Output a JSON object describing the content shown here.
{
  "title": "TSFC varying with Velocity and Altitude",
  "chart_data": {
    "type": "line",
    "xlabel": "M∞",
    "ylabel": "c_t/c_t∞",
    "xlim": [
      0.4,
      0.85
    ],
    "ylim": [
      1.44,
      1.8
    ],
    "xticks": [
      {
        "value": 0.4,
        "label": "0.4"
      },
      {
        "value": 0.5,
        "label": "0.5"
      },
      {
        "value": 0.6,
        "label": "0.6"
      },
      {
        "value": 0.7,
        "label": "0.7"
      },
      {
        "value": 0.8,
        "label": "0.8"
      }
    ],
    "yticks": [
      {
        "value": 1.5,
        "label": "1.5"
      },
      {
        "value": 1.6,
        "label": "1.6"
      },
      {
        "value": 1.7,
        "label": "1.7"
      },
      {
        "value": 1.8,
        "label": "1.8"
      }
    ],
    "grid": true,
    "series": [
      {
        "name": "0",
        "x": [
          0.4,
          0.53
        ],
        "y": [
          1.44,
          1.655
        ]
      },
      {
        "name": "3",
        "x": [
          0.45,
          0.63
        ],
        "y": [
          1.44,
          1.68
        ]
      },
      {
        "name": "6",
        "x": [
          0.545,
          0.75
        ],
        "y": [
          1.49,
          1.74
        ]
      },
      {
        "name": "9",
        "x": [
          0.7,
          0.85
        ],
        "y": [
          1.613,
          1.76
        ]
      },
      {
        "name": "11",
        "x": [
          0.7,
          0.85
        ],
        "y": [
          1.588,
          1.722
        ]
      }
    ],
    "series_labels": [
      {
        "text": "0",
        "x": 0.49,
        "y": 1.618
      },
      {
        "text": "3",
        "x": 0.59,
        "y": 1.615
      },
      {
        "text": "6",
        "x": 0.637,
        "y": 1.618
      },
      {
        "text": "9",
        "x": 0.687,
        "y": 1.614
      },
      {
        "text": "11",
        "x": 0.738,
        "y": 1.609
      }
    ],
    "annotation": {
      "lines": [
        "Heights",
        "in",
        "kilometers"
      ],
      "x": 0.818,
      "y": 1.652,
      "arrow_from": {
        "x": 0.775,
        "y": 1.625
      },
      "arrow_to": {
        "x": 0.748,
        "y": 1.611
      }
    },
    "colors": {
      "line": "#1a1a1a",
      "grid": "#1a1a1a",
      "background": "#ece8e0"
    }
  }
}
· · · · ·
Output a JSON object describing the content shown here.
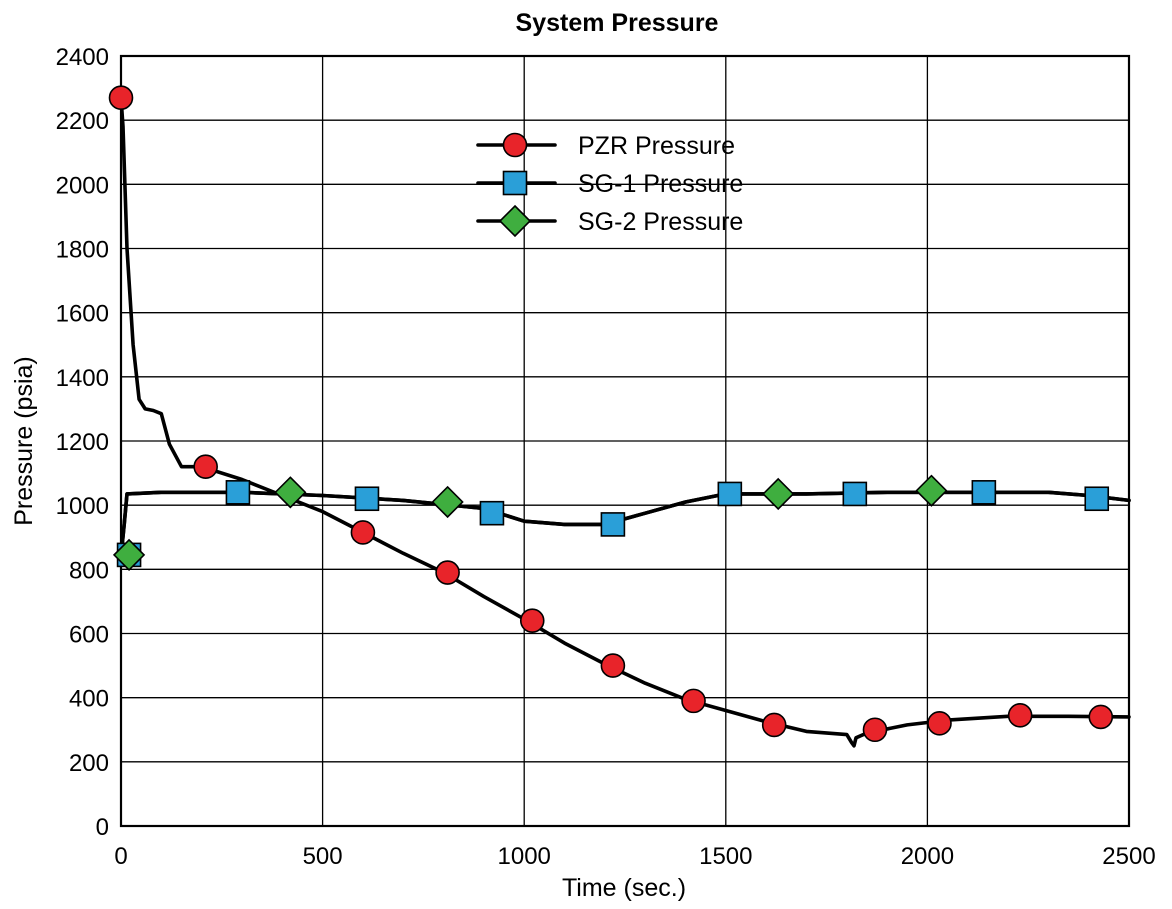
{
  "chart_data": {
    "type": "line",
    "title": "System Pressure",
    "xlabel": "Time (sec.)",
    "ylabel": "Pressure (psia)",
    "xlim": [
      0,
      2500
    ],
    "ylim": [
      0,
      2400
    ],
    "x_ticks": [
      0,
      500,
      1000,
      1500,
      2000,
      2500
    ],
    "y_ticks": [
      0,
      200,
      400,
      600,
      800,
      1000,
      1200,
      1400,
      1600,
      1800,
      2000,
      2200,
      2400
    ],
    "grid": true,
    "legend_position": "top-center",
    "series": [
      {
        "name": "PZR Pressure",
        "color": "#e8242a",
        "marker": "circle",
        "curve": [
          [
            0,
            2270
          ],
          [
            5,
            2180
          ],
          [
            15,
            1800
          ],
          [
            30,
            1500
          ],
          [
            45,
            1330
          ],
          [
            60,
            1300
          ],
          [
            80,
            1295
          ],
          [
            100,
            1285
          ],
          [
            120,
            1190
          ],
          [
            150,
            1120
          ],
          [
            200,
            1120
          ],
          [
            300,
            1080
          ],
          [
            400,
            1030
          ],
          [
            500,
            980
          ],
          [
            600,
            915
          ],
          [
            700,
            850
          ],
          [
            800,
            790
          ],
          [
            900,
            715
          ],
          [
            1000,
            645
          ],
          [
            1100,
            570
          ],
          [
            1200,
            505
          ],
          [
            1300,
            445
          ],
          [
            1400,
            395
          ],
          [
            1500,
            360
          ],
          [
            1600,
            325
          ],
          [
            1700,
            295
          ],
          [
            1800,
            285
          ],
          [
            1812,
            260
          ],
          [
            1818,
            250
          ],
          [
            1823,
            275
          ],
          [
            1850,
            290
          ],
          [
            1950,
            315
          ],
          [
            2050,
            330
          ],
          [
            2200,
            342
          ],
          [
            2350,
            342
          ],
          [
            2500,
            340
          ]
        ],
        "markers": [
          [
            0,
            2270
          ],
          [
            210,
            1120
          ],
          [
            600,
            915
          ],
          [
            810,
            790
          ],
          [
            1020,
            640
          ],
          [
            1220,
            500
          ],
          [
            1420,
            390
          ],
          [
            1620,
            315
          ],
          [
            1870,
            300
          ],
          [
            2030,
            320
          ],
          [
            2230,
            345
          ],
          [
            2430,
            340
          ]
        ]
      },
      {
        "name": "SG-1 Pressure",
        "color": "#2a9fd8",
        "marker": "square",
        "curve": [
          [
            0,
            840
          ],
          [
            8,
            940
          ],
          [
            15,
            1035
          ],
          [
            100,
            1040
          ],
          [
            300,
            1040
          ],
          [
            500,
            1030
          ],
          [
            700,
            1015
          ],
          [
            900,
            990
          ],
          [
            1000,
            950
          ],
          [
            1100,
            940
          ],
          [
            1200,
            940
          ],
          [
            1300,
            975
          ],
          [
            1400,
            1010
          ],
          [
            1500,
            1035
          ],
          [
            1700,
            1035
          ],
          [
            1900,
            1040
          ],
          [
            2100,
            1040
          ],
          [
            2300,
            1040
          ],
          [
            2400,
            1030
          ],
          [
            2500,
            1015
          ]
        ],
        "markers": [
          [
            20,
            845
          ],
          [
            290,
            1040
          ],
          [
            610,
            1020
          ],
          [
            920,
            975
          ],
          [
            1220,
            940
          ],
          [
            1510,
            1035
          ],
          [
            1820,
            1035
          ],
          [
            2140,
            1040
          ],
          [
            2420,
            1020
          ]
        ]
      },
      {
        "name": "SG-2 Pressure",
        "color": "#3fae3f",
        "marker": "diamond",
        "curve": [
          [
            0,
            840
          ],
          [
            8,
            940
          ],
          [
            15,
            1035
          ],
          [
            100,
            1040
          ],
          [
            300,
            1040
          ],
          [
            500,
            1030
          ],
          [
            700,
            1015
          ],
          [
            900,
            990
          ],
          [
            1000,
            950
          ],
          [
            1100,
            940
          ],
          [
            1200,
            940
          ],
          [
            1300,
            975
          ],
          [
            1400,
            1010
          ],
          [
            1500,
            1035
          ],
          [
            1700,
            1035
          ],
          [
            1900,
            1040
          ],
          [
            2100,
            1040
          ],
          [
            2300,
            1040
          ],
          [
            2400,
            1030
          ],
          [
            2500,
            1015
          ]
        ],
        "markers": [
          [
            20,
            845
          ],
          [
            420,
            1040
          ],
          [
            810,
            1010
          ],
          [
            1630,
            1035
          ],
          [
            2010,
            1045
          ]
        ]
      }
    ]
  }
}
· · · · ·
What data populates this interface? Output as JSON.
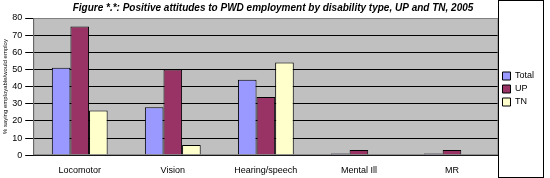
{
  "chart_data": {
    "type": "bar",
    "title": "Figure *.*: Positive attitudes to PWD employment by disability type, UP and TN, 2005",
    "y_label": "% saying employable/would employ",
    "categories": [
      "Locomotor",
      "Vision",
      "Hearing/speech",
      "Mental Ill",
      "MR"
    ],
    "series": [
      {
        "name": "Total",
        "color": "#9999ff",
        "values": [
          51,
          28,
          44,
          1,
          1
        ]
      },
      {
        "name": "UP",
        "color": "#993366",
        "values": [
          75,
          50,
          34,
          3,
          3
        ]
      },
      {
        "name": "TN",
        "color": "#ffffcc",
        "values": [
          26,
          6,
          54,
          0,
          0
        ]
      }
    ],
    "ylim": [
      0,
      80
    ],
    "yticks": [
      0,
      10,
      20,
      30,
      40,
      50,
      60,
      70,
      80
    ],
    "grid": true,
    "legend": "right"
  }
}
· · · · ·
_WORK TO COMPLETE:_
In the entries above, find each line with the string "Pressure" and copy it.

_EXERCISE ANSWER:_
    "title": "System Pressure",
    "ylabel": "Pressure (psia)",
        "name": "PZR Pressure",
        "name": "SG-1 Pressure",
        "name": "SG-2 Pressure",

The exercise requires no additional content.